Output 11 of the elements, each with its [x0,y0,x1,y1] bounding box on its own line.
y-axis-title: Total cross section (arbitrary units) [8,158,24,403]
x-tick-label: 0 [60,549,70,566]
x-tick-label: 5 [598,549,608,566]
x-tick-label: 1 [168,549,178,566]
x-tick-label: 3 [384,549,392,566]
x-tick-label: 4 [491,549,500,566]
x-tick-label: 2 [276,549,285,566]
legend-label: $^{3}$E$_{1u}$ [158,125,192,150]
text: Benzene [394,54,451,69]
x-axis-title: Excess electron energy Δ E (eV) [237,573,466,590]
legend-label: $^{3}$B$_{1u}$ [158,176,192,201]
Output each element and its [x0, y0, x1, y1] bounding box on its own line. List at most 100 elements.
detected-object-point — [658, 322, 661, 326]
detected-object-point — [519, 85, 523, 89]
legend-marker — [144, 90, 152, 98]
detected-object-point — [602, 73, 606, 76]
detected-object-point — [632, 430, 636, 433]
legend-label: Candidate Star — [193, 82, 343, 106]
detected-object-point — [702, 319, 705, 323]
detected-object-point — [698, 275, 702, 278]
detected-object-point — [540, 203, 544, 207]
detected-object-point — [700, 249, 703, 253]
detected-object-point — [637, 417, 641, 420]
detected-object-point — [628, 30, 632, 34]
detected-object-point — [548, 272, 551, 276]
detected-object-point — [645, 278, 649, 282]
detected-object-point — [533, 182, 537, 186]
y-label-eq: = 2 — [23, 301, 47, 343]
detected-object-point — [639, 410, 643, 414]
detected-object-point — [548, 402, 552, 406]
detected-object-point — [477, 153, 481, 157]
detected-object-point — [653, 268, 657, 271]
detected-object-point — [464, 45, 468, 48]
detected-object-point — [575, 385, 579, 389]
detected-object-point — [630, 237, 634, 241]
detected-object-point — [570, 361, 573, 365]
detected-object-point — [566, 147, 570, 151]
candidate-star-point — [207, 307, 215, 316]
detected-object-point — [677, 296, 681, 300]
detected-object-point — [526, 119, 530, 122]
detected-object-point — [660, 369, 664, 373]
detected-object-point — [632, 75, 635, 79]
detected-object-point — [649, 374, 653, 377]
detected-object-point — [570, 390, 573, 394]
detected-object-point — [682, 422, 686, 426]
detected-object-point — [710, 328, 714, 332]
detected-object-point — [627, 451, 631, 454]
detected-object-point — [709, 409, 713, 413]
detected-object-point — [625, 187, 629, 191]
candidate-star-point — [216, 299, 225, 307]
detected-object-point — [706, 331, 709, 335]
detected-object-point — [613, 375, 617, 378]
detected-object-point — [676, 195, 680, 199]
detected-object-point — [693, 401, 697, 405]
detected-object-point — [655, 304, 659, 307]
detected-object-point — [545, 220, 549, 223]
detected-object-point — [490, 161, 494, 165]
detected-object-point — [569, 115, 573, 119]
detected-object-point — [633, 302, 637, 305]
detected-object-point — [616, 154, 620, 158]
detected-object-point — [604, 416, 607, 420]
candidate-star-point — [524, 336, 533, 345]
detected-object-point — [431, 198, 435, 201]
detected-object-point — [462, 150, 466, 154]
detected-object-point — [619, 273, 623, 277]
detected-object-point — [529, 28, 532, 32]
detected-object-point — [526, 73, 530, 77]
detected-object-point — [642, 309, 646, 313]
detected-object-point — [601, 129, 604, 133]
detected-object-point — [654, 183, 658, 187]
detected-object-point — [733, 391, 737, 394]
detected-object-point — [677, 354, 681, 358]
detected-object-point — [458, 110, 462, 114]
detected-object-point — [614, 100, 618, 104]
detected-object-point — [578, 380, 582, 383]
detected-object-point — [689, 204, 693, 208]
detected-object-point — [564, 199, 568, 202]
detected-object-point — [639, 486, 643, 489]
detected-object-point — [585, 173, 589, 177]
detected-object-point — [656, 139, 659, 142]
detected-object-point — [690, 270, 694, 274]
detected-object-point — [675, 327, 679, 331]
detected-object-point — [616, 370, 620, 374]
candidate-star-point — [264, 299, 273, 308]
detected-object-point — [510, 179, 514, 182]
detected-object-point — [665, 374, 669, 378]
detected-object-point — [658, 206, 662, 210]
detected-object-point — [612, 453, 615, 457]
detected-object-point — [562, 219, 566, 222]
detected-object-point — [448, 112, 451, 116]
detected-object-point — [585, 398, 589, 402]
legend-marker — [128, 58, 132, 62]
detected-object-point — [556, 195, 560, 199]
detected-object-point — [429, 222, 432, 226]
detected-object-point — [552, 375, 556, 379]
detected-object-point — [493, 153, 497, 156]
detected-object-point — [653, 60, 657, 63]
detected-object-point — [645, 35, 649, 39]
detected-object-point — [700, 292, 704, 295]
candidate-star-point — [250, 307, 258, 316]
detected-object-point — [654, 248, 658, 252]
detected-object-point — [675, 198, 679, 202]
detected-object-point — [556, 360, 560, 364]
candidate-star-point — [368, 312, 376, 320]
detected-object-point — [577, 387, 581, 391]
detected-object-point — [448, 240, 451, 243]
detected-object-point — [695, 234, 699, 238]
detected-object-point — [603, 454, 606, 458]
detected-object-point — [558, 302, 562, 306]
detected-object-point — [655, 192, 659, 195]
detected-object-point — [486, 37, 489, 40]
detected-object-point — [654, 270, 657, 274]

········

Request:
Copy the listing above line for line, without changing a single character.

Answer to this task:
Output 11 of the elements, each with its [x0,y0,x1,y1] bounding box on its own line.
y-axis-title: Total cross section (arbitrary units) [8,158,24,403]
x-tick-label: 0 [60,549,70,566]
x-tick-label: 5 [598,549,608,566]
x-tick-label: 1 [168,549,178,566]
x-tick-label: 3 [384,549,392,566]
x-tick-label: 4 [491,549,500,566]
x-tick-label: 2 [276,549,285,566]
legend-label: $^{3}$E$_{1u}$ [158,125,192,150]
text: Benzene [394,54,451,69]
x-axis-title: Excess electron energy Δ E (eV) [237,573,466,590]
legend-label: $^{3}$B$_{1u}$ [158,176,192,201]
Output each element and its [x0, y0, x1, y1] bounding box on its own line. List at most 100 elements.
detected-object-point — [658, 322, 661, 326]
detected-object-point — [519, 85, 523, 89]
legend-marker — [144, 90, 152, 98]
detected-object-point — [602, 73, 606, 76]
detected-object-point — [632, 430, 636, 433]
legend-label: Candidate Star — [193, 82, 343, 106]
detected-object-point — [702, 319, 705, 323]
detected-object-point — [698, 275, 702, 278]
detected-object-point — [540, 203, 544, 207]
detected-object-point — [700, 249, 703, 253]
detected-object-point — [637, 417, 641, 420]
detected-object-point — [628, 30, 632, 34]
detected-object-point — [548, 272, 551, 276]
detected-object-point — [645, 278, 649, 282]
detected-object-point — [533, 182, 537, 186]
y-label-eq: = 2 — [23, 301, 47, 343]
detected-object-point — [639, 410, 643, 414]
detected-object-point — [548, 402, 552, 406]
detected-object-point — [477, 153, 481, 157]
detected-object-point — [653, 268, 657, 271]
detected-object-point — [464, 45, 468, 48]
detected-object-point — [575, 385, 579, 389]
detected-object-point — [630, 237, 634, 241]
detected-object-point — [570, 361, 573, 365]
detected-object-point — [566, 147, 570, 151]
candidate-star-point — [207, 307, 215, 316]
detected-object-point — [677, 296, 681, 300]
detected-object-point — [526, 119, 530, 122]
detected-object-point — [660, 369, 664, 373]
detected-object-point — [632, 75, 635, 79]
detected-object-point — [649, 374, 653, 377]
detected-object-point — [570, 390, 573, 394]
detected-object-point — [682, 422, 686, 426]
detected-object-point — [710, 328, 714, 332]
detected-object-point — [627, 451, 631, 454]
detected-object-point — [709, 409, 713, 413]
detected-object-point — [625, 187, 629, 191]
candidate-star-point — [216, 299, 225, 307]
detected-object-point — [706, 331, 709, 335]
detected-object-point — [613, 375, 617, 378]
detected-object-point — [676, 195, 680, 199]
detected-object-point — [693, 401, 697, 405]
detected-object-point — [655, 304, 659, 307]
detected-object-point — [545, 220, 549, 223]
detected-object-point — [490, 161, 494, 165]
detected-object-point — [569, 115, 573, 119]
detected-object-point — [633, 302, 637, 305]
detected-object-point — [616, 154, 620, 158]
detected-object-point — [604, 416, 607, 420]
candidate-star-point — [524, 336, 533, 345]
detected-object-point — [431, 198, 435, 201]
detected-object-point — [462, 150, 466, 154]
detected-object-point — [619, 273, 623, 277]
detected-object-point — [529, 28, 532, 32]
detected-object-point — [526, 73, 530, 77]
detected-object-point — [642, 309, 646, 313]
detected-object-point — [601, 129, 604, 133]
detected-object-point — [654, 183, 658, 187]
detected-object-point — [733, 391, 737, 394]
detected-object-point — [677, 354, 681, 358]
detected-object-point — [458, 110, 462, 114]
detected-object-point — [614, 100, 618, 104]
detected-object-point — [578, 380, 582, 383]
detected-object-point — [689, 204, 693, 208]
detected-object-point — [564, 199, 568, 202]
detected-object-point — [639, 486, 643, 489]
detected-object-point — [585, 173, 589, 177]
detected-object-point — [656, 139, 659, 142]
detected-object-point — [690, 270, 694, 274]
detected-object-point — [675, 327, 679, 331]
detected-object-point — [616, 370, 620, 374]
candidate-star-point — [264, 299, 273, 308]
detected-object-point — [510, 179, 514, 182]
detected-object-point — [665, 374, 669, 378]
detected-object-point — [658, 206, 662, 210]
detected-object-point — [612, 453, 615, 457]
detected-object-point — [562, 219, 566, 222]
detected-object-point — [448, 112, 451, 116]
detected-object-point — [585, 398, 589, 402]
legend-marker — [128, 58, 132, 62]
detected-object-point — [556, 195, 560, 199]
detected-object-point — [429, 222, 432, 226]
detected-object-point — [552, 375, 556, 379]
detected-object-point — [493, 153, 497, 156]
detected-object-point — [653, 60, 657, 63]
detected-object-point — [645, 35, 649, 39]
detected-object-point — [700, 292, 704, 295]
candidate-star-point — [250, 307, 258, 316]
detected-object-point — [654, 248, 658, 252]
detected-object-point — [675, 198, 679, 202]
detected-object-point — [556, 360, 560, 364]
candidate-star-point — [368, 312, 376, 320]
detected-object-point — [577, 387, 581, 391]
detected-object-point — [448, 240, 451, 243]
detected-object-point — [695, 234, 699, 238]
detected-object-point — [603, 454, 606, 458]
detected-object-point — [558, 302, 562, 306]
detected-object-point — [655, 192, 659, 195]
detected-object-point — [486, 37, 489, 40]
detected-object-point — [654, 270, 657, 274]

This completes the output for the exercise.